--- start of Provided data ---
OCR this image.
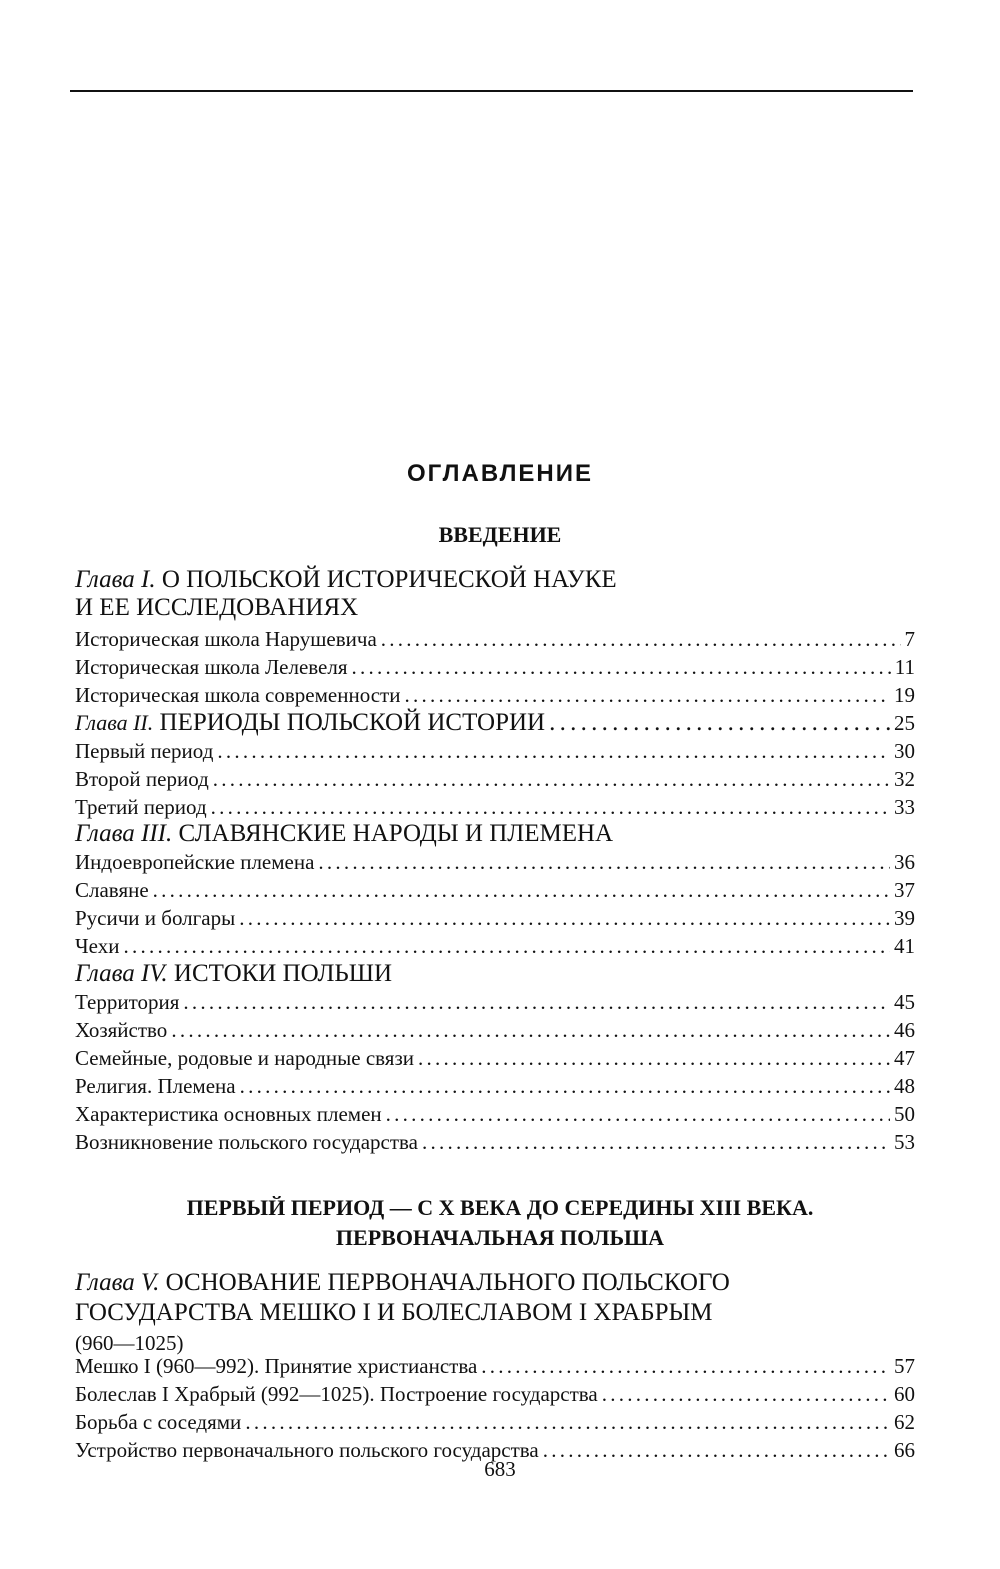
ОГЛАВЛЕНИЕ
ВВЕДЕНИЕ
Глава I. О ПОЛЬСКОЙ ИСТОРИЧЕСКОЙ НАУКЕ
И ЕЕ ИССЛЕДОВАНИЯХ
Историческая школа Нарушевича . . .	7
Историческая школа Лелевеля . . .	11
Историческая школа современности . . .	19
Глава II. ПЕРИОДЫ ПОЛЬСКОЙ ИСТОРИИ . . .	25
Первый период . . .	30
Второй период . . .	32
Третий период . . .	33
Глава III. СЛАВЯНСКИЕ НАРОДЫ И ПЛЕМЕНА
Индоевропейские племена . . .	36
Славяне . . .	37
Русичи и болгары . . .	39
Чехи . . .	41
Глава IV. ИСТОКИ ПОЛЬШИ
Территория . . .	45
Хозяйство . . .	46
Семейные, родовые и народные связи . . .	47
Религия. Племена . . .	48
Характеристика основных племен . . .	50
Возникновение польского государства . . .	53
ПЕРВЫЙ ПЕРИОД — С X ВЕКА ДО СЕРЕДИНЫ XIII ВЕКА.
ПЕРВОНАЧАЛЬНАЯ ПОЛЬША
Глава V. ОСНОВАНИЕ ПЕРВОНАЧАЛЬНОГО ПОЛЬСКОГО
ГОСУДАРСТВА МЕШКО I И БОЛЕСЛАВОМ I ХРАБРЫМ
(960—1025)
Мешко I (960—992). Принятие христианства . . .	57
Болеслав I Храбрый (992—1025). Построение государства . . .	60
Борьба с соседями . . .	62
Устройство первоначального польского государства . . .	66
683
--- end of Provided data ---
Exercise objective: Could you repeat all of the material exactly? Pictures should not be copied.

Exercise result:
OCR this image.
ОГЛАВЛЕНИЕ
ВВЕДЕНИЕ
Глава I. О ПОЛЬСКОЙ ИСТОРИЧЕСКОЙ НАУКЕ
И ЕЕ ИССЛЕДОВАНИЯХ
Историческая школа Нарушевича . . .	7
Историческая школа Лелевеля . . .	11
Историческая школа современности . . .	19
Глава II. ПЕРИОДЫ ПОЛЬСКОЙ ИСТОРИИ . . .	25
Первый период . . .	30
Второй период . . .	32
Третий период . . .	33
Глава III. СЛАВЯНСКИЕ НАРОДЫ И ПЛЕМЕНА
Индоевропейские племена . . .	36
Славяне . . .	37
Русичи и болгары . . .	39
Чехи . . .	41
Глава IV. ИСТОКИ ПОЛЬШИ
Территория . . .	45
Хозяйство . . .	46
Семейные, родовые и народные связи . . .	47
Религия. Племена . . .	48
Характеристика основных племен . . .	50
Возникновение польского государства . . .	53
ПЕРВЫЙ ПЕРИОД — С X ВЕКА ДО СЕРЕДИНЫ XIII ВЕКА.
ПЕРВОНАЧАЛЬНАЯ ПОЛЬША
Глава V. ОСНОВАНИЕ ПЕРВОНАЧАЛЬНОГО ПОЛЬСКОГО
ГОСУДАРСТВА МЕШКО I И БОЛЕСЛАВОМ I ХРАБРЫМ
(960—1025)
Мешко I (960—992). Принятие христианства . . .	57
Болеслав I Храбрый (992—1025). Построение государства . . .	60
Борьба с соседями . . .	62
Устройство первоначального польского государства . . .	66
683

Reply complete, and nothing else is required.